Brief: Copy each line below in which the word "this" occurs.

Entries taken from a collection
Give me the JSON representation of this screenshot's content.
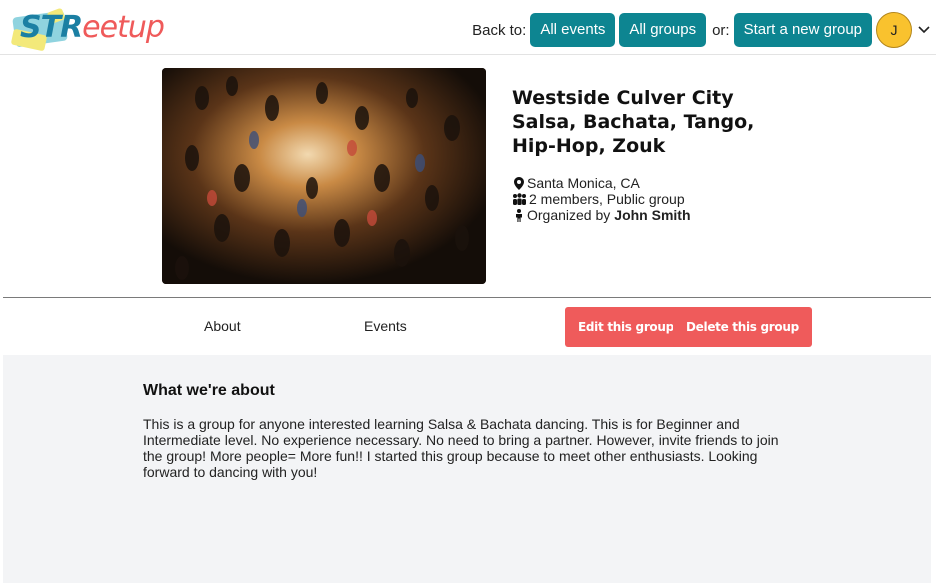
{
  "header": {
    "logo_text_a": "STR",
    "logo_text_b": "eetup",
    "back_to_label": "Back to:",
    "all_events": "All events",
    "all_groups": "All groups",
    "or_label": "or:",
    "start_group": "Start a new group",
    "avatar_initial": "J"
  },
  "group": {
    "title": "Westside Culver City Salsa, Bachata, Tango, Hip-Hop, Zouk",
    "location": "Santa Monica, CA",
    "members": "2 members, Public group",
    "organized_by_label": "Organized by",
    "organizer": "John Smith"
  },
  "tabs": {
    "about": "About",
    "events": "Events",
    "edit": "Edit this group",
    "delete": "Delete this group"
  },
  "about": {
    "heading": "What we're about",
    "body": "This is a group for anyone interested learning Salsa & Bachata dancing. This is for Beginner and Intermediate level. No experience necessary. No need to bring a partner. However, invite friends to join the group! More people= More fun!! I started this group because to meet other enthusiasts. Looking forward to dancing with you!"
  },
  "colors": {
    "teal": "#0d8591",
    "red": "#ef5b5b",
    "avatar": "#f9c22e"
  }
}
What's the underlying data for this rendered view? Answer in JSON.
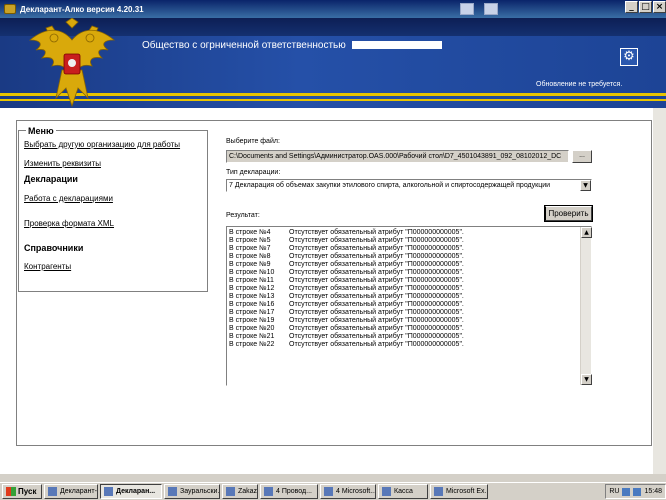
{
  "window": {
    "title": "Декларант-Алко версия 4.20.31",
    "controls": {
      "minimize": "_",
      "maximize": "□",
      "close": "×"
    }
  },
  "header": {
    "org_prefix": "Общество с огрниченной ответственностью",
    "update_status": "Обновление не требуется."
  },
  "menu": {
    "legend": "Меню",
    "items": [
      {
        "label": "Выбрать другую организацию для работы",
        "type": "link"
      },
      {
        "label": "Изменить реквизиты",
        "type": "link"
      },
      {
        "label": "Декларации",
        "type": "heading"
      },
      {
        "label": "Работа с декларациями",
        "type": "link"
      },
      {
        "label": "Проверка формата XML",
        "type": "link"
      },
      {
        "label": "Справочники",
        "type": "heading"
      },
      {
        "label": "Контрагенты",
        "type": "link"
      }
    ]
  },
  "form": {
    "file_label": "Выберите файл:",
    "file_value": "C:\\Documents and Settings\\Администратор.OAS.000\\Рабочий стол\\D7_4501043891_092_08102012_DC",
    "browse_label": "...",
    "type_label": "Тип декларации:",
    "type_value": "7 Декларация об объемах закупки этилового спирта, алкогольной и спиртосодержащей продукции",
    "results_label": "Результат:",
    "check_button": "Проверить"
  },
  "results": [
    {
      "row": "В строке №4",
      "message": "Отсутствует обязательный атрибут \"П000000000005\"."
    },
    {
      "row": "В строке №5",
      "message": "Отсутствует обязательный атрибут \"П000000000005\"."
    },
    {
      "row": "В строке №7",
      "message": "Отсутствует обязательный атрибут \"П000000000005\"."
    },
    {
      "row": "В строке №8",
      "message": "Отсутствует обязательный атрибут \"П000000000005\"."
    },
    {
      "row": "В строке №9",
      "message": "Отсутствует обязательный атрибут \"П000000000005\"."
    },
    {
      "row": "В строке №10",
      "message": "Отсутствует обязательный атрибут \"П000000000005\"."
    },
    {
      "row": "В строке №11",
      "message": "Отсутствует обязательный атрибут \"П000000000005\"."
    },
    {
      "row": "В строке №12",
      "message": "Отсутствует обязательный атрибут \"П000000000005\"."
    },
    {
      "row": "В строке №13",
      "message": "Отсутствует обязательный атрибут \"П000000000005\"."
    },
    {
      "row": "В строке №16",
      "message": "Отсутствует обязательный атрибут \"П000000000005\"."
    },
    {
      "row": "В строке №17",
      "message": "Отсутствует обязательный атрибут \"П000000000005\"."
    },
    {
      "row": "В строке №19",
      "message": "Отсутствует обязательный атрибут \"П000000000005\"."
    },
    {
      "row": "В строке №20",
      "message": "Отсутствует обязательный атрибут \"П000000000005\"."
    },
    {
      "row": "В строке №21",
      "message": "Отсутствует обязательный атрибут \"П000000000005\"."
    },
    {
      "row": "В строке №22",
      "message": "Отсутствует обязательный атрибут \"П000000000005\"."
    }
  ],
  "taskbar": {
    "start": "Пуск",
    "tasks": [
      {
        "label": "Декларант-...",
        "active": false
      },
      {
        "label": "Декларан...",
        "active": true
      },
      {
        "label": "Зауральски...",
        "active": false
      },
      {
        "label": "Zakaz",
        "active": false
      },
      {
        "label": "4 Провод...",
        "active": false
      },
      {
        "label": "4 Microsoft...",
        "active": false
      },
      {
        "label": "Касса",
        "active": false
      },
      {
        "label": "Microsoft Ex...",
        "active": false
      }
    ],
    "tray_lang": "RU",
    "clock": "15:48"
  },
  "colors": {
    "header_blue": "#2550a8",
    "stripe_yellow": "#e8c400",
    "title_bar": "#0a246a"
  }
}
* * *
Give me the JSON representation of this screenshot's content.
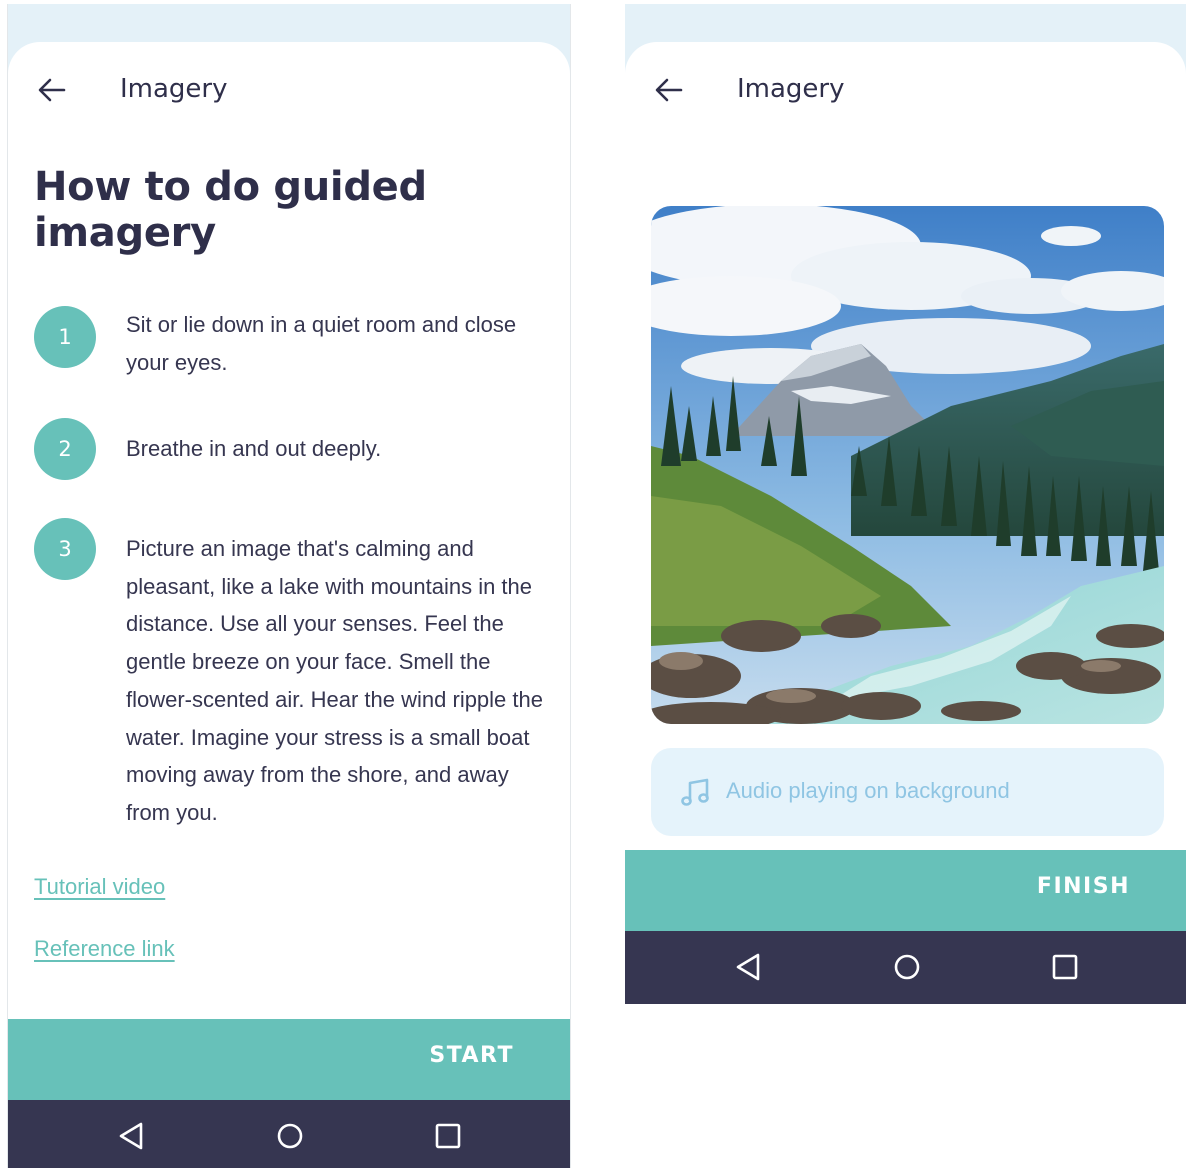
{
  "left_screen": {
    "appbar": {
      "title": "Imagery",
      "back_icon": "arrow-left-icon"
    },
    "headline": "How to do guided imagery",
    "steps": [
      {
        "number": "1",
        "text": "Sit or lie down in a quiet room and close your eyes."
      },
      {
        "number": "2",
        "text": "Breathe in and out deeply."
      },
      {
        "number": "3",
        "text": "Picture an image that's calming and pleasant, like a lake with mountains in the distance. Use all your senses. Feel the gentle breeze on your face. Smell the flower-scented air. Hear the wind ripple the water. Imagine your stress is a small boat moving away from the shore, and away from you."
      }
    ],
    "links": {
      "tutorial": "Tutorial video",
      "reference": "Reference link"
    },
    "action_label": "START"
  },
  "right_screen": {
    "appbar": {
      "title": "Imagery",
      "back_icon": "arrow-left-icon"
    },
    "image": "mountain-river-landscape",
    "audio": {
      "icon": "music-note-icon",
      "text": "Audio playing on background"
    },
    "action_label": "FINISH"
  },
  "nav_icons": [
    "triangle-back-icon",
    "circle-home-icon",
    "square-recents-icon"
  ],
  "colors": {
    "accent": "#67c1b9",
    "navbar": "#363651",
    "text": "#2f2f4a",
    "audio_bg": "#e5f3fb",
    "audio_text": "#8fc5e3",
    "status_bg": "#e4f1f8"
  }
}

Solution below:
Give me the JSON representation of this screenshot's content.
    "edit": "Edit this group",
    "delete": "Delete this group"
    "body": "This is a group for anyone interested learning Salsa & Bachata dancing. This is for Beginner and Intermediate level. No experience necessary. No need to bring a partner. However, invite friends to join the group! More people= More fun!! I started this group because to meet other enthusiasts. Looking forward to dancing with you!"
What's the underlying data for this rendered view? Answer in JSON.
Give me the JSON representation of this screenshot's content.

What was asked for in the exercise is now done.